Written task:
Skip the pictures. Transcribe the rest of the data below without changing a word.

Stored records:

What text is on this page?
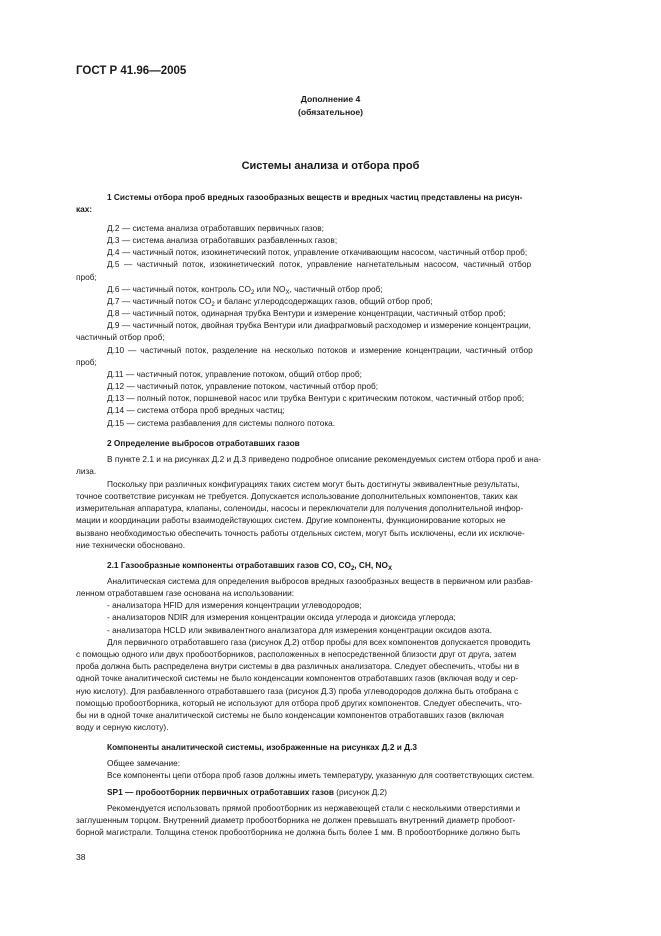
ГОСТ Р 41.96—2005
Дополнение 4
(обязательное)
Системы анализа и отбора проб
1 Системы отбора проб вредных газообразных веществ и вредных частиц представлены на рисун-
ках:
Д.2 — система анализа отработавших первичных газов;
Д.3 — система анализа отработавших разбавленных газов;
Д.4 — частичный поток, изокинетический поток, управление откачивающим насосом, частичный отбор проб;
Д.5 — частичный поток, изокинетический поток, управление нагнетательным насосом, частичный отбор
проб;
Д.6 — частичный поток, контроль $CO_2$ или $NO_X$, частичный отбор проб;
Д.7 — частичный поток $CO_2$ и баланс углеродсодержащих газов, общий отбор проб;
Д.8 — частичный поток, одинарная трубка Вентури и измерение концентрации, частичный отбор проб;
Д.9 — частичный поток, двойная трубка Вентури или диафрагмовый расходомер и измерение концентрации,
частичный отбор проб;
Д.10 — частичный поток, разделение на несколько потоков и измерение концентрации, частичный отбор
проб;
Д.11 — частичный поток, управление потоком, общий отбор проб;
Д.12 — частичный поток, управление потоком, частичный отбор проб;
Д.13 — полный поток, поршневой насос или трубка Вентури с критическим потоком, частичный отбор проб;
Д.14 — система отбора проб вредных частиц;
Д.15 — система разбавления для системы полного потока.
2 Определение выбросов отработавших газов
В пункте 2.1 и на рисунках Д.2 и Д.3 приведено подробное описание рекомендуемых систем отбора проб и ана-
лиза.
Поскольку при различных конфигурациях таких систем могут быть достигнуты эквивалентные результаты,
точное соответствие рисункам не требуется. Допускается использование дополнительных компонентов, таких как
измерительная аппаратура, клапаны, соленоиды, насосы и переключатели для получения дополнительной инфор-
мации и координации работы взаимодействующих систем. Другие компоненты, функционирование которых не
вызвано необходимостью обеспечить точность работы отдельных систем, могут быть исключены, если их исключе-
ние технически обосновано.
2.1 Газообразные компоненты отработавших газов CO, $CO_2$, CH, $NO_X$
Аналитическая система для определения выбросов вредных газообразных веществ в первичном или разбав-
ленном отработавшем газе основана на использовании:
- анализатора HFID для измерения концентрации углеводородов;
- анализаторов NDIR для измерения концентрации оксида углерода и диоксида углерода;
- анализатора HCLD или эквивалентного анализатора для измерения концентрации оксидов азота.
Для первичного отработавшего газа (рисунок Д.2) отбор пробы для всех компонентов допускается проводить
с помощью одного или двух пробоотборников, расположенных в непосредственной близости друг от друга, затем
проба должна быть распределена внутри системы в два различных анализатора. Следует обеспечить, чтобы ни в
одной точке аналитической системы не было конденсации компонентов отработавших газов (включая воду и сер-
ную кислоту). Для разбавленного отработавшего газа (рисунок Д.3) проба углеводородов должна быть отобрана с
помощью пробоотборника, который не используют для отбора проб других компонентов. Следует обеспечить, что-
бы ни в одной точке аналитической системы не было конденсации компонентов отработавших газов (включая
воду и серную кислоту).
Компоненты аналитической системы, изображенные на рисунках Д.2 и Д.3
Общее замечание:
Все компоненты цепи отбора проб газов должны иметь температуру, указанную для соответствующих систем.
SP1 — пробоотборник первичных отработавших газов (рисунок Д.2)
Рекомендуется использовать прямой пробоотборник из нержавеющей стали с несколькими отверстиями и
заглушенным торцом. Внутренний диаметр пробоотборника не должен превышать внутренний диаметр пробоот-
борной магистрали. Толщина стенок пробоотборника не должна быть более 1 мм. В пробоотборнике должно быть
38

Response:
What text is on this page?
ГОСТ Р 41.96—2005
Дополнение 4
(обязательное)
Системы анализа и отбора проб
1 Системы отбора проб вредных газообразных веществ и вредных частиц представлены на рисун-
ках:
Д.2 — система анализа отработавших первичных газов;
Д.3 — система анализа отработавших разбавленных газов;
Д.4 — частичный поток, изокинетический поток, управление откачивающим насосом, частичный отбор проб;
Д.5 — частичный поток, изокинетический поток, управление нагнетательным насосом, частичный отбор
проб;
Д.6 — частичный поток, контроль $CO_2$ или $NO_X$, частичный отбор проб;
Д.7 — частичный поток $CO_2$ и баланс углеродсодержащих газов, общий отбор проб;
Д.8 — частичный поток, одинарная трубка Вентури и измерение концентрации, частичный отбор проб;
Д.9 — частичный поток, двойная трубка Вентури или диафрагмовый расходомер и измерение концентрации,
частичный отбор проб;
Д.10 — частичный поток, разделение на несколько потоков и измерение концентрации, частичный отбор
проб;
Д.11 — частичный поток, управление потоком, общий отбор проб;
Д.12 — частичный поток, управление потоком, частичный отбор проб;
Д.13 — полный поток, поршневой насос или трубка Вентури с критическим потоком, частичный отбор проб;
Д.14 — система отбора проб вредных частиц;
Д.15 — система разбавления для системы полного потока.
2 Определение выбросов отработавших газов
В пункте 2.1 и на рисунках Д.2 и Д.3 приведено подробное описание рекомендуемых систем отбора проб и ана-
лиза.
Поскольку при различных конфигурациях таких систем могут быть достигнуты эквивалентные результаты,
точное соответствие рисункам не требуется. Допускается использование дополнительных компонентов, таких как
измерительная аппаратура, клапаны, соленоиды, насосы и переключатели для получения дополнительной инфор-
мации и координации работы взаимодействующих систем. Другие компоненты, функционирование которых не
вызвано необходимостью обеспечить точность работы отдельных систем, могут быть исключены, если их исключе-
ние технически обосновано.
2.1 Газообразные компоненты отработавших газов CO, $CO_2$, CH, $NO_X$
Аналитическая система для определения выбросов вредных газообразных веществ в первичном или разбав-
ленном отработавшем газе основана на использовании:
- анализатора HFID для измерения концентрации углеводородов;
- анализаторов NDIR для измерения концентрации оксида углерода и диоксида углерода;
- анализатора HCLD или эквивалентного анализатора для измерения концентрации оксидов азота.
Для первичного отработавшего газа (рисунок Д.2) отбор пробы для всех компонентов допускается проводить
с помощью одного или двух пробоотборников, расположенных в непосредственной близости друг от друга, затем
проба должна быть распределена внутри системы в два различных анализатора. Следует обеспечить, чтобы ни в
одной точке аналитической системы не было конденсации компонентов отработавших газов (включая воду и сер-
ную кислоту). Для разбавленного отработавшего газа (рисунок Д.3) проба углеводородов должна быть отобрана с
помощью пробоотборника, который не используют для отбора проб других компонентов. Следует обеспечить, что-
бы ни в одной точке аналитической системы не было конденсации компонентов отработавших газов (включая
воду и серную кислоту).
Компоненты аналитической системы, изображенные на рисунках Д.2 и Д.3
Общее замечание:
Все компоненты цепи отбора проб газов должны иметь температуру, указанную для соответствующих систем.
SP1 — пробоотборник первичных отработавших газов (рисунок Д.2)
Рекомендуется использовать прямой пробоотборник из нержавеющей стали с несколькими отверстиями и
заглушенным торцом. Внутренний диаметр пробоотборника не должен превышать внутренний диаметр пробоот-
борной магистрали. Толщина стенок пробоотборника не должна быть более 1 мм. В пробоотборнике должно быть
38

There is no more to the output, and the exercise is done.